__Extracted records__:
↓↓↓

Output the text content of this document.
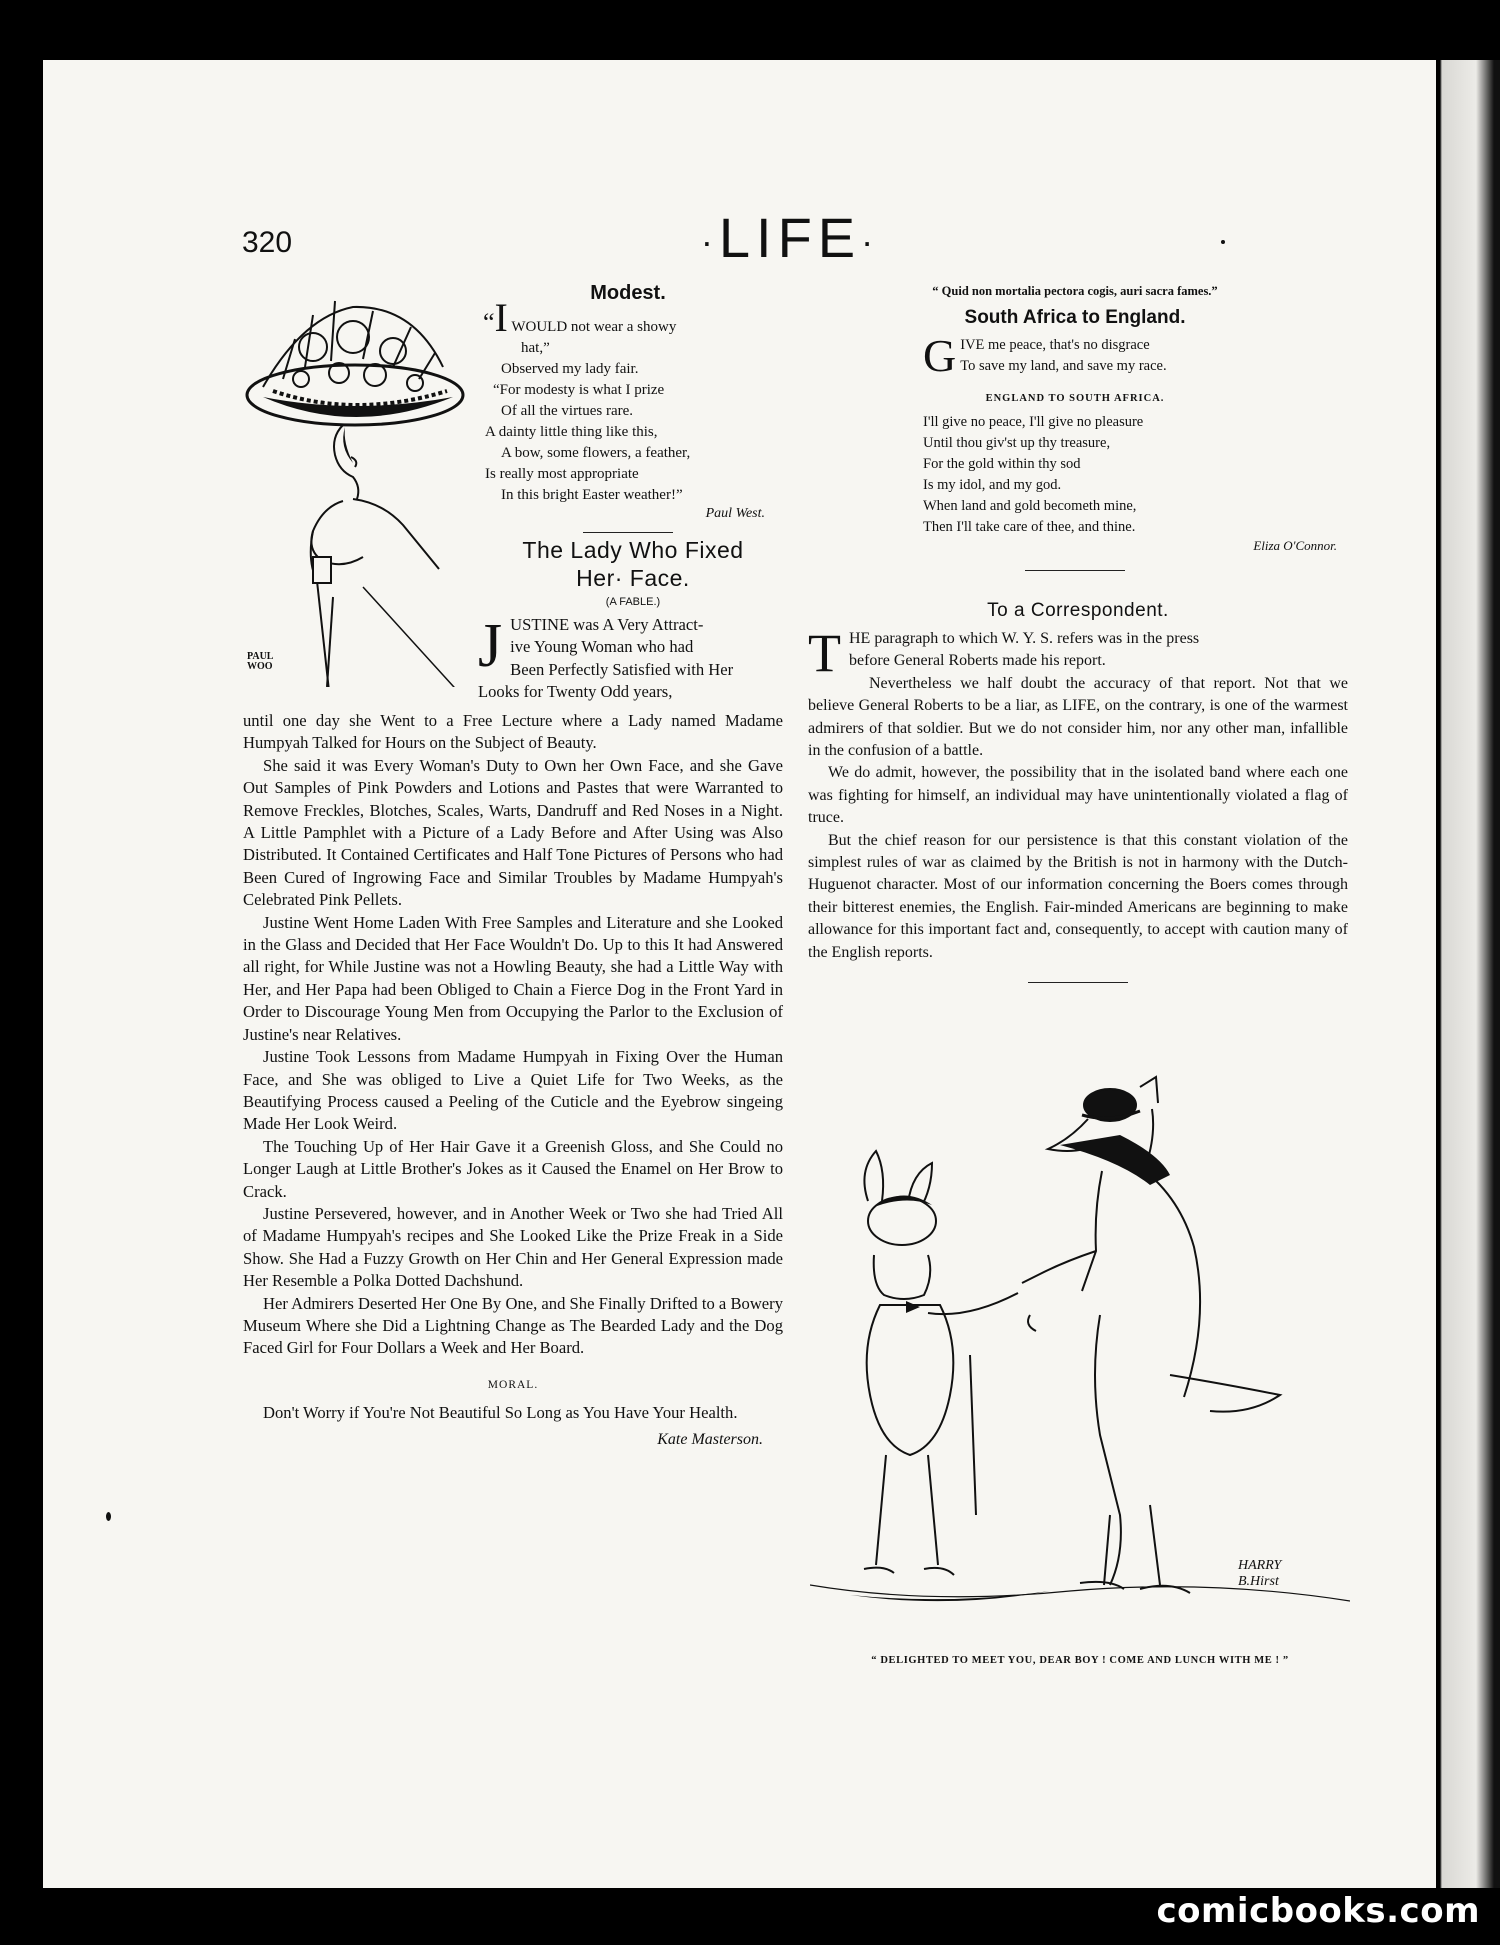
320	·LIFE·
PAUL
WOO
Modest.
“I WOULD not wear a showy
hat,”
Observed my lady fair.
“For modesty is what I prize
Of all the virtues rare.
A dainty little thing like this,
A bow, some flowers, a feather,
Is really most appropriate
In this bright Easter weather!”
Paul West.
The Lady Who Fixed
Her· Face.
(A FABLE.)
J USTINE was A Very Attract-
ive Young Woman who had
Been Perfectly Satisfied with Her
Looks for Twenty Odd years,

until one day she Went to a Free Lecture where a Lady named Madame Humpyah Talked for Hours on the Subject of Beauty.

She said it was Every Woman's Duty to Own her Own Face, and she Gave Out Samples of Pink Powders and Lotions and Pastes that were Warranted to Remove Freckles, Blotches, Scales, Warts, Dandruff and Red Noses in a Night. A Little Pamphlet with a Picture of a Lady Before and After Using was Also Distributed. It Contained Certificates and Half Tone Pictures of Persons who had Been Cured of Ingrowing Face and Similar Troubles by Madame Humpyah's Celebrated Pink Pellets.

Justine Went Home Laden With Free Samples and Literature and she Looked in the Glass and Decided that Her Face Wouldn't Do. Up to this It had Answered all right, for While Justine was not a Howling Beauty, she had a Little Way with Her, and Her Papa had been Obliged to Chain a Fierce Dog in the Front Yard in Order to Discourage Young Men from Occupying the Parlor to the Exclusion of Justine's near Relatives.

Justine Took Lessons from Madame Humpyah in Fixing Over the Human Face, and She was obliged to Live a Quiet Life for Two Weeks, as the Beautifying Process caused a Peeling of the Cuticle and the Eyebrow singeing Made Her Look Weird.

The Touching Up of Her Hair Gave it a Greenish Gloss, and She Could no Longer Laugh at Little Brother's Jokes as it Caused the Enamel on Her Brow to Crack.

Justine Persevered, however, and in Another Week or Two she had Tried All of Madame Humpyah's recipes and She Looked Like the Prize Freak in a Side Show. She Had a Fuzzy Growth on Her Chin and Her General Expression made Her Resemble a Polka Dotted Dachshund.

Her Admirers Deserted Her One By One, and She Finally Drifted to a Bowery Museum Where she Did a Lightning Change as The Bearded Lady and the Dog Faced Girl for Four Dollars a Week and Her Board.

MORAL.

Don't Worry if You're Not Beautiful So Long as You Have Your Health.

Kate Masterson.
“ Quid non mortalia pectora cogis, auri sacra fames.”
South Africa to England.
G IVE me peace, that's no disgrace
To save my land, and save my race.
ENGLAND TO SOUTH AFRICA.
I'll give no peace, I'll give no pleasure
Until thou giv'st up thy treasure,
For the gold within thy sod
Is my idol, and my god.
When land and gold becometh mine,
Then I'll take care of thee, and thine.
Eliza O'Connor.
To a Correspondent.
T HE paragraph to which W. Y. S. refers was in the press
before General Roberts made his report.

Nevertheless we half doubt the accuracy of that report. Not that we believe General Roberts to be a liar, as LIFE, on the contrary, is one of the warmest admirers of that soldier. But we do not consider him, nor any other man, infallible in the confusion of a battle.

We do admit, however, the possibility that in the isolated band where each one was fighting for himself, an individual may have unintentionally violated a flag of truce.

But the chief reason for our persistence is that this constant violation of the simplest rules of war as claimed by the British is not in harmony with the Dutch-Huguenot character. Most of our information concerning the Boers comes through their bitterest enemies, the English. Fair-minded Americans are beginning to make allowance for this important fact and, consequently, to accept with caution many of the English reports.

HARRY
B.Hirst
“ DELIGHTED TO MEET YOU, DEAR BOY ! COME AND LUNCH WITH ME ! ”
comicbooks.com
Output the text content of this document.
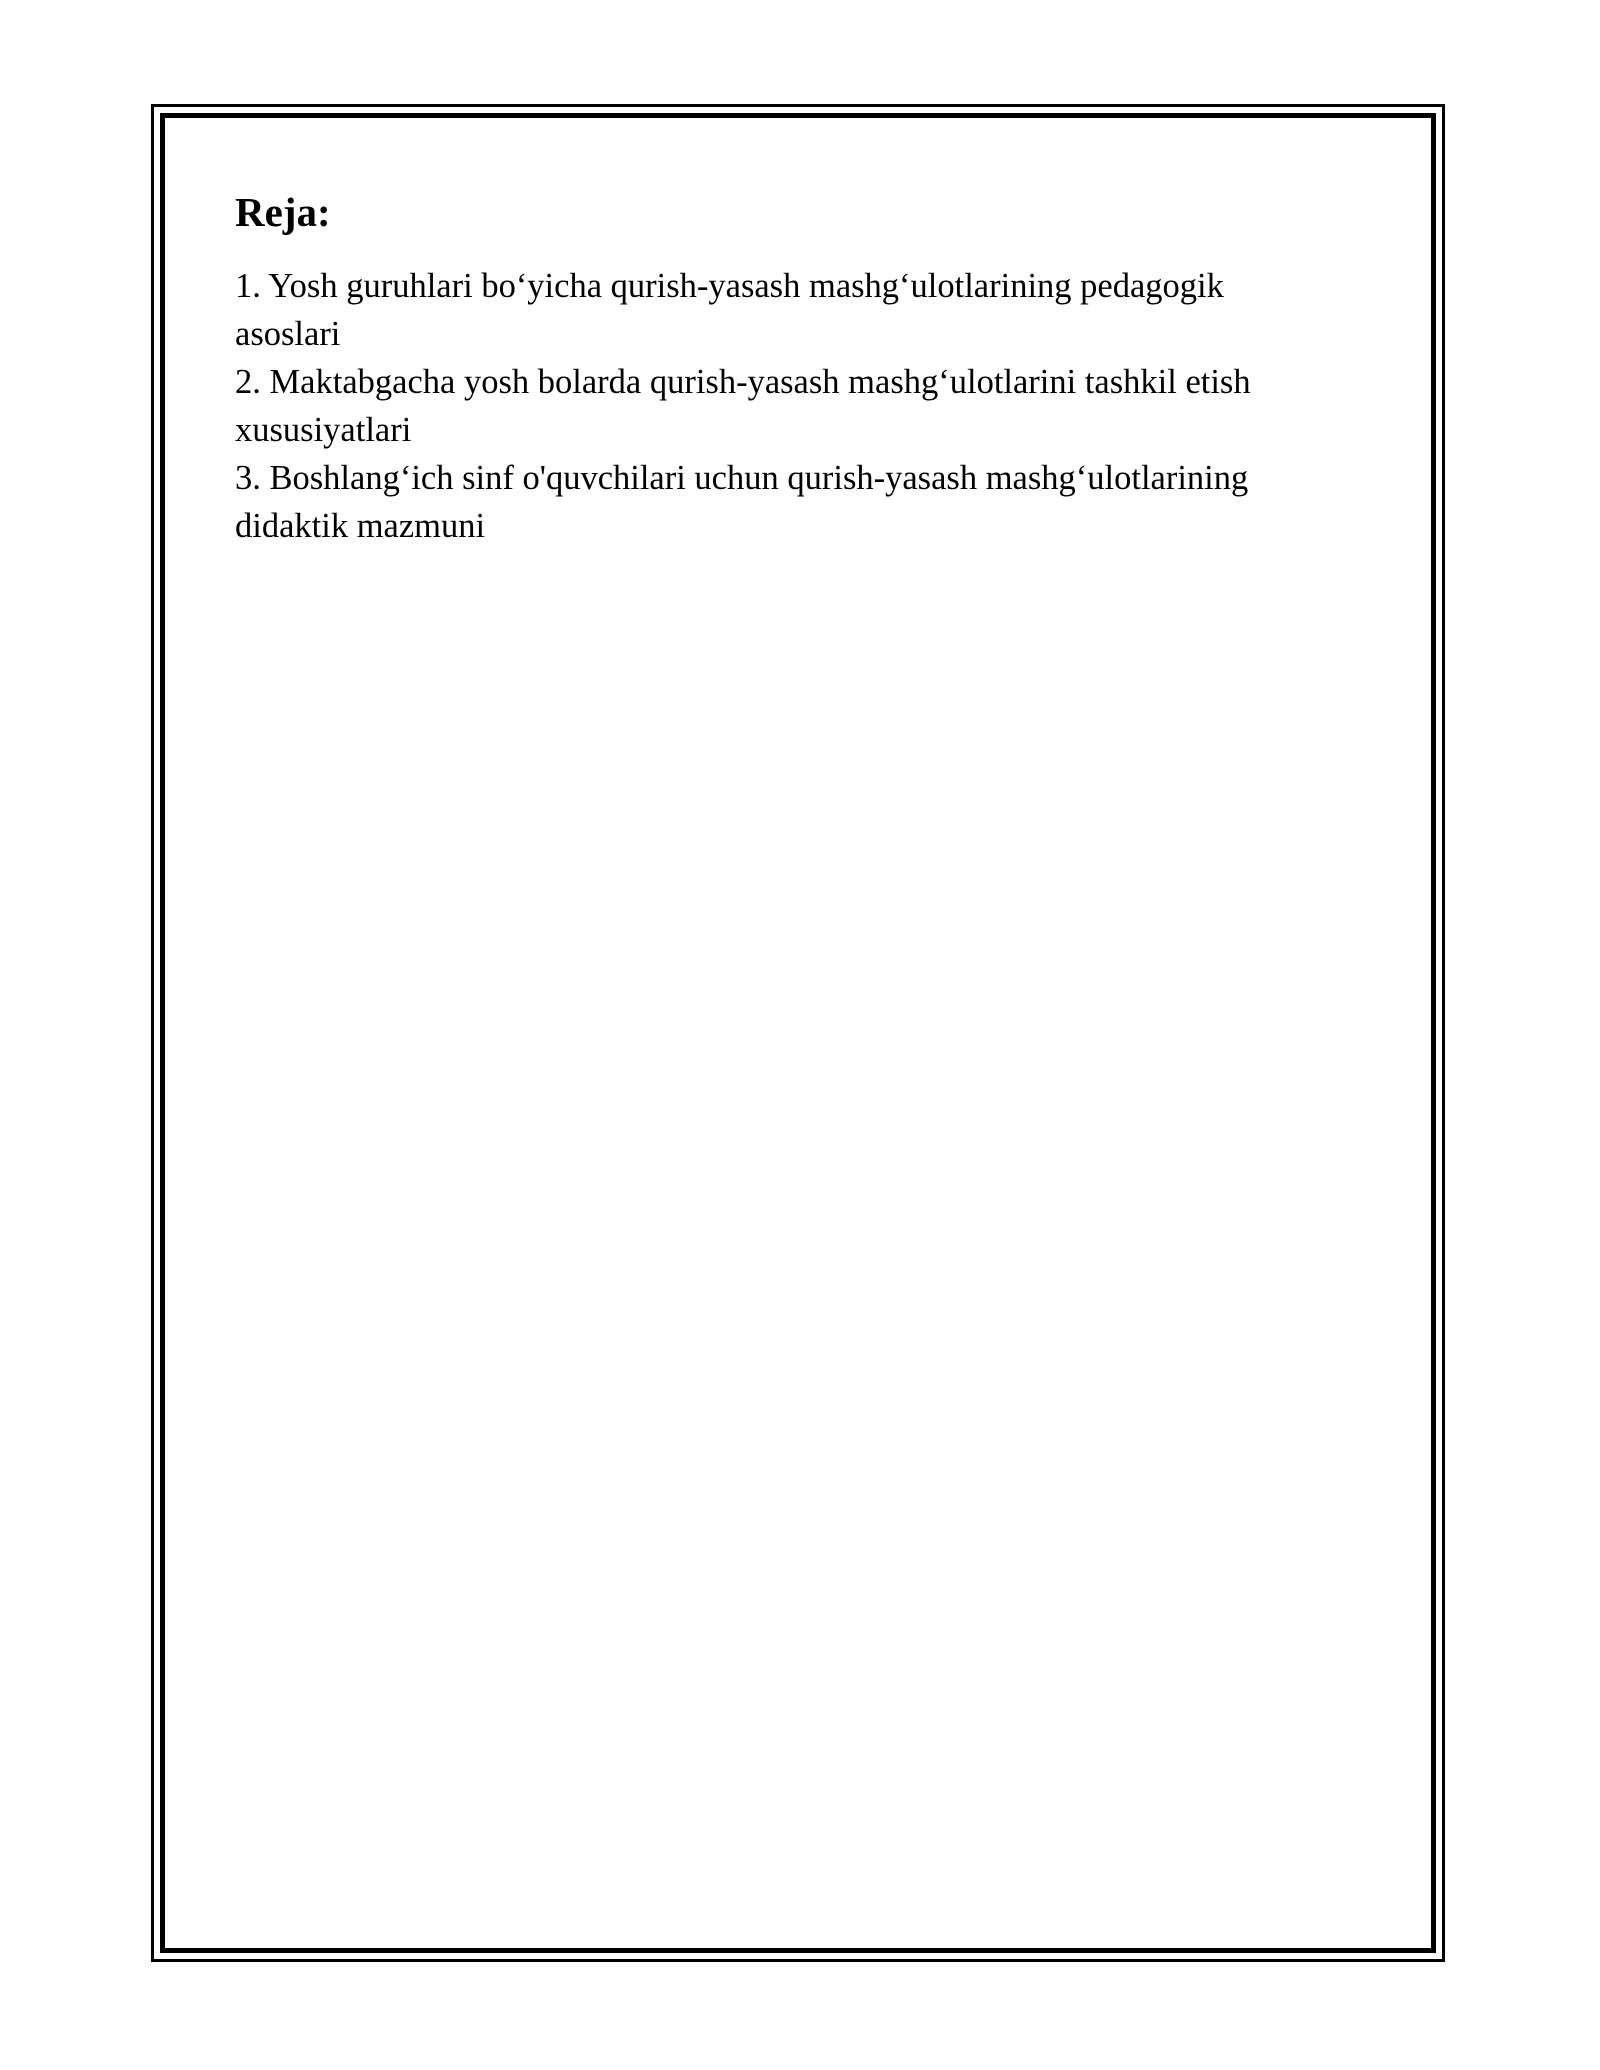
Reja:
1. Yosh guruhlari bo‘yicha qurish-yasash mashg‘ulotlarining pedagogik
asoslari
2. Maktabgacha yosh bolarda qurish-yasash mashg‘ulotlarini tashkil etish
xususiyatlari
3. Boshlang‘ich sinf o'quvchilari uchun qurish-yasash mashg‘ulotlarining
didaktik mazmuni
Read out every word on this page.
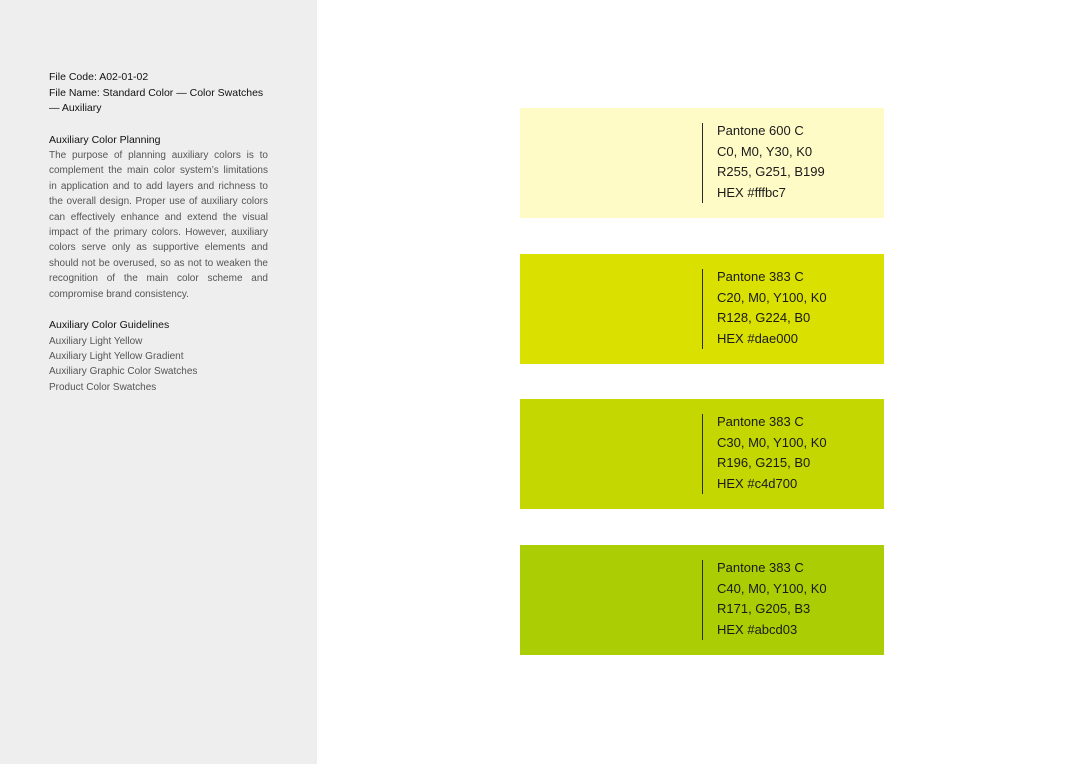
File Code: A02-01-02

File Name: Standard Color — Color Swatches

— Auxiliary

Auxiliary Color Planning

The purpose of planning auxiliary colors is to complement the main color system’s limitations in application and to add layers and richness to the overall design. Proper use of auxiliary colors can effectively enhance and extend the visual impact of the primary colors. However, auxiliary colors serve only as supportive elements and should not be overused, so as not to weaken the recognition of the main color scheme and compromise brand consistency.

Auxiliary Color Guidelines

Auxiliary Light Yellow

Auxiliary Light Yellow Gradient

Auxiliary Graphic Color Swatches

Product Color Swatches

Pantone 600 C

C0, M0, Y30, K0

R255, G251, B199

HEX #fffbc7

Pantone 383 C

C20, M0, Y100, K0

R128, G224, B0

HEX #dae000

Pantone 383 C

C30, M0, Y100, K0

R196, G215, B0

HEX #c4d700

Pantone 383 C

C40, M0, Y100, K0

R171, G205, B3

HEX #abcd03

↑↑↑

__Task objective__:
Of the lines above, copy each that contains "peace".

__Finished task__:
G IVE me peace, that's no disgrace
I'll give no peace, I'll give no pleasure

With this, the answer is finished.